**Aim of the exercise**
Reproduce the entries word for word, and omit any picture you find in them.

A run of records
★ ★ ★ ★ ★ ★ ★

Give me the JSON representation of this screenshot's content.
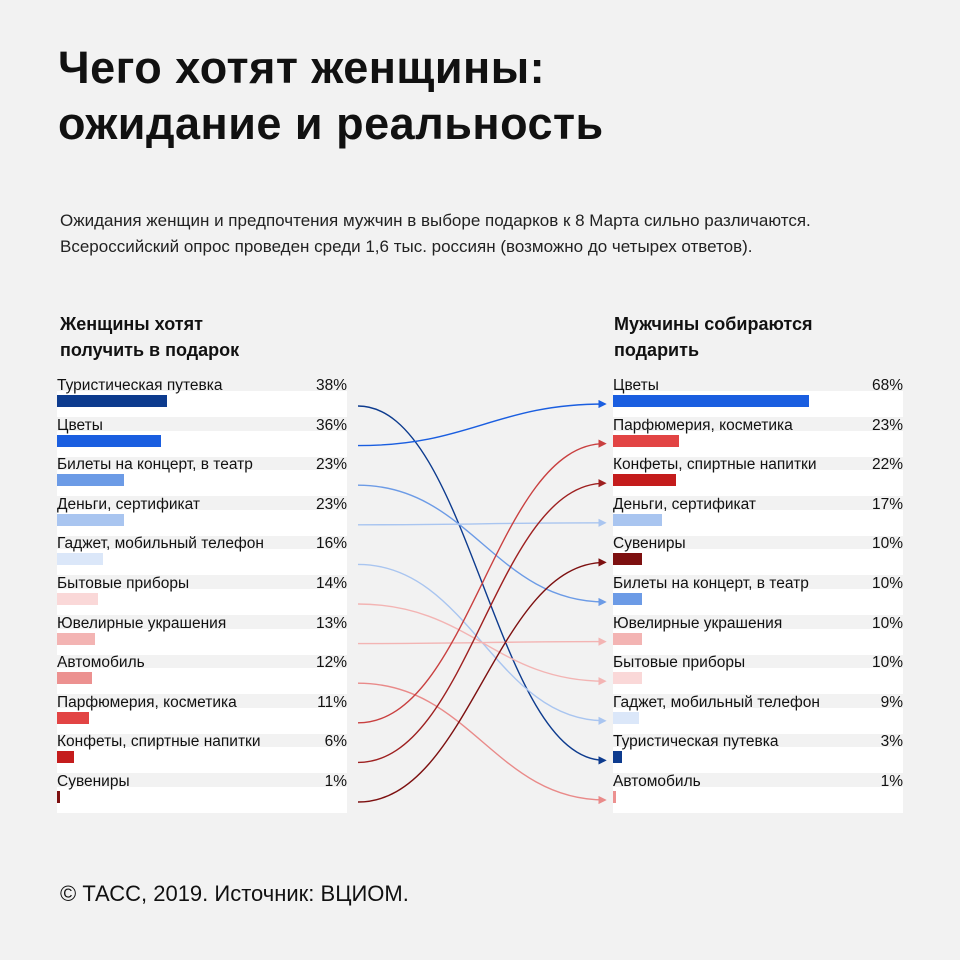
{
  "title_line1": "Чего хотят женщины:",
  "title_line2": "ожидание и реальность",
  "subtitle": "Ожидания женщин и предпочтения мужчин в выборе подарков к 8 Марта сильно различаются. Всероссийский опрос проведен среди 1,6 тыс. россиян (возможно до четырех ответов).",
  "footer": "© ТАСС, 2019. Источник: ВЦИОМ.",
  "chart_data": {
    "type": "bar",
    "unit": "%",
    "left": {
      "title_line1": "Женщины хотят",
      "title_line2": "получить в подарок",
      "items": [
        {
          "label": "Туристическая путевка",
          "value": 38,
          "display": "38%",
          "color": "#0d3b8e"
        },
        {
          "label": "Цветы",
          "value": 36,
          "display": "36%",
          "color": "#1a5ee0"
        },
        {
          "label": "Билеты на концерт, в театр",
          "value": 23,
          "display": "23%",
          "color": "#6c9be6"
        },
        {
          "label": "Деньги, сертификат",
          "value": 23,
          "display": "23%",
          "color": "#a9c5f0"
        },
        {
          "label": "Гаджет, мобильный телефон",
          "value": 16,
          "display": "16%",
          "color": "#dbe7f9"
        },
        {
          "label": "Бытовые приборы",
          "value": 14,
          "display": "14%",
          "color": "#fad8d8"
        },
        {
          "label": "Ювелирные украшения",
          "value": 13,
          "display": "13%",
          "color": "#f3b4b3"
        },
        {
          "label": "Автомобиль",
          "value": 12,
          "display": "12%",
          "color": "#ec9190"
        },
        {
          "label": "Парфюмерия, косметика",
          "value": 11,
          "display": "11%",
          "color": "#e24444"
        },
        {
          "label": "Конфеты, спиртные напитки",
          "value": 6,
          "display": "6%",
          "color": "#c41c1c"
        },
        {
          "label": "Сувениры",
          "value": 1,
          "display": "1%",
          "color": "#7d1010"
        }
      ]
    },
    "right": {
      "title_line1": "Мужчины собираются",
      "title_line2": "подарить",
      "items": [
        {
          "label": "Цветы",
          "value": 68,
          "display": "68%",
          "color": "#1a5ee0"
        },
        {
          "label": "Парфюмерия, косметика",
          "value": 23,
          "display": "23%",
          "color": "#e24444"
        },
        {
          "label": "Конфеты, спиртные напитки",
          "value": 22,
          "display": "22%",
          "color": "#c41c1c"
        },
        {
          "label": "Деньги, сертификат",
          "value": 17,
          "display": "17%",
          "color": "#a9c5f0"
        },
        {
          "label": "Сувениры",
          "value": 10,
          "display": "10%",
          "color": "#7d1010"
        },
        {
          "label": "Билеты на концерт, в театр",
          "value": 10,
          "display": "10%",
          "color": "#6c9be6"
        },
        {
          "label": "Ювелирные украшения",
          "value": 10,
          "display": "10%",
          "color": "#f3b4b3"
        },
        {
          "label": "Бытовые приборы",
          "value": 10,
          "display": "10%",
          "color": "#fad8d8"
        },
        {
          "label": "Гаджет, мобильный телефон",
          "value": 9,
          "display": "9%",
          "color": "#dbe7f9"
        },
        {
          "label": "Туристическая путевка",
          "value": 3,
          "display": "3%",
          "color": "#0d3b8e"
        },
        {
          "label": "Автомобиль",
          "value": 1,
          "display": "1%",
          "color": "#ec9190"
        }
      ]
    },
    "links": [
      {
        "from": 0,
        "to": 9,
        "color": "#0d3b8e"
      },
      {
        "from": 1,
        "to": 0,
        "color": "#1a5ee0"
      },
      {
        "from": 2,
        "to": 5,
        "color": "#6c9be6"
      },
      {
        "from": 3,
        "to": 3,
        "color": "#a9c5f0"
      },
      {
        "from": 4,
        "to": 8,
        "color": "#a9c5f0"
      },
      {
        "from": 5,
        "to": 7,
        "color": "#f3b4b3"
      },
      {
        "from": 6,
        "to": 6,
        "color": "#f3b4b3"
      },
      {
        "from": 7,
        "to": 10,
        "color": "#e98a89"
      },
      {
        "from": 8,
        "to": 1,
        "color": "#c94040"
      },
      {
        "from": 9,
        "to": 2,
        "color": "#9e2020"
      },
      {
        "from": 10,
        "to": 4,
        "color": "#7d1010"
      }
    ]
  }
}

★ ★ ★ ★ ★ ★ ★

**Reply**
Give me the JSON representation of this screenshot's content.
{
  "title_line1": "Чего хотят женщины:",
  "title_line2": "ожидание и реальность",
  "subtitle": "Ожидания женщин и предпочтения мужчин в выборе подарков к 8 Марта сильно различаются. Всероссийский опрос проведен среди 1,6 тыс. россиян (возможно до четырех ответов).",
  "footer": "© ТАСС, 2019. Источник: ВЦИОМ.",
  "chart_data": {
    "type": "bar",
    "unit": "%",
    "left": {
      "title_line1": "Женщины хотят",
      "title_line2": "получить в подарок",
      "items": [
        {
          "label": "Туристическая путевка",
          "value": 38,
          "display": "38%",
          "color": "#0d3b8e"
        },
        {
          "label": "Цветы",
          "value": 36,
          "display": "36%",
          "color": "#1a5ee0"
        },
        {
          "label": "Билеты на концерт, в театр",
          "value": 23,
          "display": "23%",
          "color": "#6c9be6"
        },
        {
          "label": "Деньги, сертификат",
          "value": 23,
          "display": "23%",
          "color": "#a9c5f0"
        },
        {
          "label": "Гаджет, мобильный телефон",
          "value": 16,
          "display": "16%",
          "color": "#dbe7f9"
        },
        {
          "label": "Бытовые приборы",
          "value": 14,
          "display": "14%",
          "color": "#fad8d8"
        },
        {
          "label": "Ювелирные украшения",
          "value": 13,
          "display": "13%",
          "color": "#f3b4b3"
        },
        {
          "label": "Автомобиль",
          "value": 12,
          "display": "12%",
          "color": "#ec9190"
        },
        {
          "label": "Парфюмерия, косметика",
          "value": 11,
          "display": "11%",
          "color": "#e24444"
        },
        {
          "label": "Конфеты, спиртные напитки",
          "value": 6,
          "display": "6%",
          "color": "#c41c1c"
        },
        {
          "label": "Сувениры",
          "value": 1,
          "display": "1%",
          "color": "#7d1010"
        }
      ]
    },
    "right": {
      "title_line1": "Мужчины собираются",
      "title_line2": "подарить",
      "items": [
        {
          "label": "Цветы",
          "value": 68,
          "display": "68%",
          "color": "#1a5ee0"
        },
        {
          "label": "Парфюмерия, косметика",
          "value": 23,
          "display": "23%",
          "color": "#e24444"
        },
        {
          "label": "Конфеты, спиртные напитки",
          "value": 22,
          "display": "22%",
          "color": "#c41c1c"
        },
        {
          "label": "Деньги, сертификат",
          "value": 17,
          "display": "17%",
          "color": "#a9c5f0"
        },
        {
          "label": "Сувениры",
          "value": 10,
          "display": "10%",
          "color": "#7d1010"
        },
        {
          "label": "Билеты на концерт, в театр",
          "value": 10,
          "display": "10%",
          "color": "#6c9be6"
        },
        {
          "label": "Ювелирные украшения",
          "value": 10,
          "display": "10%",
          "color": "#f3b4b3"
        },
        {
          "label": "Бытовые приборы",
          "value": 10,
          "display": "10%",
          "color": "#fad8d8"
        },
        {
          "label": "Гаджет, мобильный телефон",
          "value": 9,
          "display": "9%",
          "color": "#dbe7f9"
        },
        {
          "label": "Туристическая путевка",
          "value": 3,
          "display": "3%",
          "color": "#0d3b8e"
        },
        {
          "label": "Автомобиль",
          "value": 1,
          "display": "1%",
          "color": "#ec9190"
        }
      ]
    },
    "links": [
      {
        "from": 0,
        "to": 9,
        "color": "#0d3b8e"
      },
      {
        "from": 1,
        "to": 0,
        "color": "#1a5ee0"
      },
      {
        "from": 2,
        "to": 5,
        "color": "#6c9be6"
      },
      {
        "from": 3,
        "to": 3,
        "color": "#a9c5f0"
      },
      {
        "from": 4,
        "to": 8,
        "color": "#a9c5f0"
      },
      {
        "from": 5,
        "to": 7,
        "color": "#f3b4b3"
      },
      {
        "from": 6,
        "to": 6,
        "color": "#f3b4b3"
      },
      {
        "from": 7,
        "to": 10,
        "color": "#e98a89"
      },
      {
        "from": 8,
        "to": 1,
        "color": "#c94040"
      },
      {
        "from": 9,
        "to": 2,
        "color": "#9e2020"
      },
      {
        "from": 10,
        "to": 4,
        "color": "#7d1010"
      }
    ]
  }
}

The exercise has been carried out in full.